-- start Provided entries --
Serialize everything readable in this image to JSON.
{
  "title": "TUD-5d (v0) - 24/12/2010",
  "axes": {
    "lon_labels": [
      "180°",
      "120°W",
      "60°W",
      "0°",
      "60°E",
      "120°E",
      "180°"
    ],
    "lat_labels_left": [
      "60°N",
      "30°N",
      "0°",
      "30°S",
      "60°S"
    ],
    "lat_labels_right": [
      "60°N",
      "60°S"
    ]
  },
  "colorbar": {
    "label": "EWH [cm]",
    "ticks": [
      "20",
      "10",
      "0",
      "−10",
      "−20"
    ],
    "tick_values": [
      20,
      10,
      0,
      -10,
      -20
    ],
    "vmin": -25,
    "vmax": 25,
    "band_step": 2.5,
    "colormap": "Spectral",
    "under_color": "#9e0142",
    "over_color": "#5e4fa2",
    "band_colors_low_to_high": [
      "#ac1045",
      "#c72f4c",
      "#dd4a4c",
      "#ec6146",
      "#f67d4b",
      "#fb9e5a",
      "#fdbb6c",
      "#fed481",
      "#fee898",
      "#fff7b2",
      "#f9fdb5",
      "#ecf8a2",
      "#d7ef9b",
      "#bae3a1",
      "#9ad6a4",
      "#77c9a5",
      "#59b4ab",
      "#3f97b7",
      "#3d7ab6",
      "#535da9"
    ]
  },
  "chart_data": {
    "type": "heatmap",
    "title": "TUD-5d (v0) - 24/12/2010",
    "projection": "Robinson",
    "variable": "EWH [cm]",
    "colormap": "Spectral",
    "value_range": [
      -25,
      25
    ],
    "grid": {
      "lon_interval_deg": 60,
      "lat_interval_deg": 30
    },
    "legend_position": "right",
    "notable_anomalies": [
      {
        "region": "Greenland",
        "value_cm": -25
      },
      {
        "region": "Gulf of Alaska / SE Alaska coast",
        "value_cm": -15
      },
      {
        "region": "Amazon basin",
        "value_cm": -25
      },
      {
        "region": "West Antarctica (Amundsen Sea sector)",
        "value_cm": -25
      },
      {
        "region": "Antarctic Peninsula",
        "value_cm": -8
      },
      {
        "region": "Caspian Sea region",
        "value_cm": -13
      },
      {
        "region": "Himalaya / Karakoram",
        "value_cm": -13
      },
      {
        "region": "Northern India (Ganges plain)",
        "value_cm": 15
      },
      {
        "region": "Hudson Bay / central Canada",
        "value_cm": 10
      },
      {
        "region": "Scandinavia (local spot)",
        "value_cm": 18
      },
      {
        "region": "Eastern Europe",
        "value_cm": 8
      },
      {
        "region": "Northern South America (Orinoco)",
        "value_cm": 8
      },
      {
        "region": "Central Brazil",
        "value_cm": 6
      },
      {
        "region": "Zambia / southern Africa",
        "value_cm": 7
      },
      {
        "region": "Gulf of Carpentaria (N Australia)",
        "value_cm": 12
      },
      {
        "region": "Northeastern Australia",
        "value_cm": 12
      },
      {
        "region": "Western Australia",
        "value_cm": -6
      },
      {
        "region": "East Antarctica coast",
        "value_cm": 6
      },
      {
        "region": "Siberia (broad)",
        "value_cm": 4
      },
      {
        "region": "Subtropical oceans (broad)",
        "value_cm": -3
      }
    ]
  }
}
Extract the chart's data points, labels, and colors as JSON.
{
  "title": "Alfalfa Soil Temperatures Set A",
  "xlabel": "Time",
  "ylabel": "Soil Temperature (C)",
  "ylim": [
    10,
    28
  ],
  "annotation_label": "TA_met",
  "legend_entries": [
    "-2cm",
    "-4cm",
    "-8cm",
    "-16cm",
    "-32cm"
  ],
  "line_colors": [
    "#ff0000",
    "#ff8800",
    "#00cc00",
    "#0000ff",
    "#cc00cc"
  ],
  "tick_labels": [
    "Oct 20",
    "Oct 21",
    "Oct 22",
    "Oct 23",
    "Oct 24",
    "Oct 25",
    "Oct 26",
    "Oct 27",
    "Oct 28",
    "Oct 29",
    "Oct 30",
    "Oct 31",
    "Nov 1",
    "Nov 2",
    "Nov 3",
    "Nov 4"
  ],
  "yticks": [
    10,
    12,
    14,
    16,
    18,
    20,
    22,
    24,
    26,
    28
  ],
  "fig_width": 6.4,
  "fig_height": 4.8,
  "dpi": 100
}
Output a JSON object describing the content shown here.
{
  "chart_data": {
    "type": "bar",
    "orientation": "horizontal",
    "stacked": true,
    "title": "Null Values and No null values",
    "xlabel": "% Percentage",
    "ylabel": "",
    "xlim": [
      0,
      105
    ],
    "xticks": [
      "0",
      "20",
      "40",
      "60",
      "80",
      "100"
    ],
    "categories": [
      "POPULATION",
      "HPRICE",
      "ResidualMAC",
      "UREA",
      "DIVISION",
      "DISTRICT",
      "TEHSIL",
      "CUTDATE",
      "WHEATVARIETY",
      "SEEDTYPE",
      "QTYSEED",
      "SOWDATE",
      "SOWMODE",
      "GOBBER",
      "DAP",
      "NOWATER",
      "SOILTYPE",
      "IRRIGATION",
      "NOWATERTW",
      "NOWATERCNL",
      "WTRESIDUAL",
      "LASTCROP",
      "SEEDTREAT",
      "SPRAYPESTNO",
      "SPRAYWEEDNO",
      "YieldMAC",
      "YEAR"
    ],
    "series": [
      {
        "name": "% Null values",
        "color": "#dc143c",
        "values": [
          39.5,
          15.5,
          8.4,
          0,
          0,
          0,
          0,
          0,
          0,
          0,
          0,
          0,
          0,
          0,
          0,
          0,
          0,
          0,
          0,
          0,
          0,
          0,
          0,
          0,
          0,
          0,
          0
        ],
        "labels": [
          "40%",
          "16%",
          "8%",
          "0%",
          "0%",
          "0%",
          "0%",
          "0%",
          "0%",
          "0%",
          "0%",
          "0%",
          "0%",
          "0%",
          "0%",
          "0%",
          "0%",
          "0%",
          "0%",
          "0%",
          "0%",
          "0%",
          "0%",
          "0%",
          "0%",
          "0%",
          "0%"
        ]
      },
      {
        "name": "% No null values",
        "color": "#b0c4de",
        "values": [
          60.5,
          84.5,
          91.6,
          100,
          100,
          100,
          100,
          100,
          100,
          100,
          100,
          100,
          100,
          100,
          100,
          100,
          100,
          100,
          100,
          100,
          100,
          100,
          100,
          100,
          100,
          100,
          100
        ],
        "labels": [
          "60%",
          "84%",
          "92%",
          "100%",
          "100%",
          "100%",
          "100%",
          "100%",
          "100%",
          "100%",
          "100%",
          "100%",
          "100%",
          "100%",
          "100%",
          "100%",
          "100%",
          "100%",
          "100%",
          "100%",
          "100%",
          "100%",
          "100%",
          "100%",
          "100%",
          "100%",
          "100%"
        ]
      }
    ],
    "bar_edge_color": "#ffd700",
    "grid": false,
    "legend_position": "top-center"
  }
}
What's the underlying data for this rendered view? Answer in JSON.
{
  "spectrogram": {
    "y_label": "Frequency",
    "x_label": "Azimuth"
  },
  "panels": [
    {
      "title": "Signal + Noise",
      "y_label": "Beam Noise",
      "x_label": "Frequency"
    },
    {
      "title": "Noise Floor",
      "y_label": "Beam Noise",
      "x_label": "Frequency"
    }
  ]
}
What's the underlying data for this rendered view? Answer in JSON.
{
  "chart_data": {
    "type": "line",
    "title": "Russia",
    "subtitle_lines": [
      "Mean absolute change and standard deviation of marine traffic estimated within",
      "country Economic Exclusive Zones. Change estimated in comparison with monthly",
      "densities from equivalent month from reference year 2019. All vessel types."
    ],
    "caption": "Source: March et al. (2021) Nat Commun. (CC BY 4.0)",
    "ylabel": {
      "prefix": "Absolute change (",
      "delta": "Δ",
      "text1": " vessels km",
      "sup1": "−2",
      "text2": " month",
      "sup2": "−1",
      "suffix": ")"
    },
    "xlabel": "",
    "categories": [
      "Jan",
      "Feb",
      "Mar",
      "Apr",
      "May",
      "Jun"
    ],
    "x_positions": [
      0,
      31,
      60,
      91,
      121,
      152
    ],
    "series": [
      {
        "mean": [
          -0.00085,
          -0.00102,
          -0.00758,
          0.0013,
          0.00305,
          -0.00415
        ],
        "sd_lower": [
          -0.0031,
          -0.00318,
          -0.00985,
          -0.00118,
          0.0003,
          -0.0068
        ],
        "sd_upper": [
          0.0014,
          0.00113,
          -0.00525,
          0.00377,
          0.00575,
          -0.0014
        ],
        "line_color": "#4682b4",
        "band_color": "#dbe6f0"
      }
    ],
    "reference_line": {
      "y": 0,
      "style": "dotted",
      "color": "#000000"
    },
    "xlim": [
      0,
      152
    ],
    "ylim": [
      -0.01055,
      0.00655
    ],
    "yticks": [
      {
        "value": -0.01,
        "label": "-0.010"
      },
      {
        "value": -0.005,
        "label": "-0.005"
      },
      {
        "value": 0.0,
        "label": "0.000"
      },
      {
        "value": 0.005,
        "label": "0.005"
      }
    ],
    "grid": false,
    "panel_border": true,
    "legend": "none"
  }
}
-- end Provided entries --
From the records above, pull out each line that has "Northern".

■ Written solution ■
        "region": "Northern India (Ganges plain)",
        "region": "Northern South America (Orinoco)",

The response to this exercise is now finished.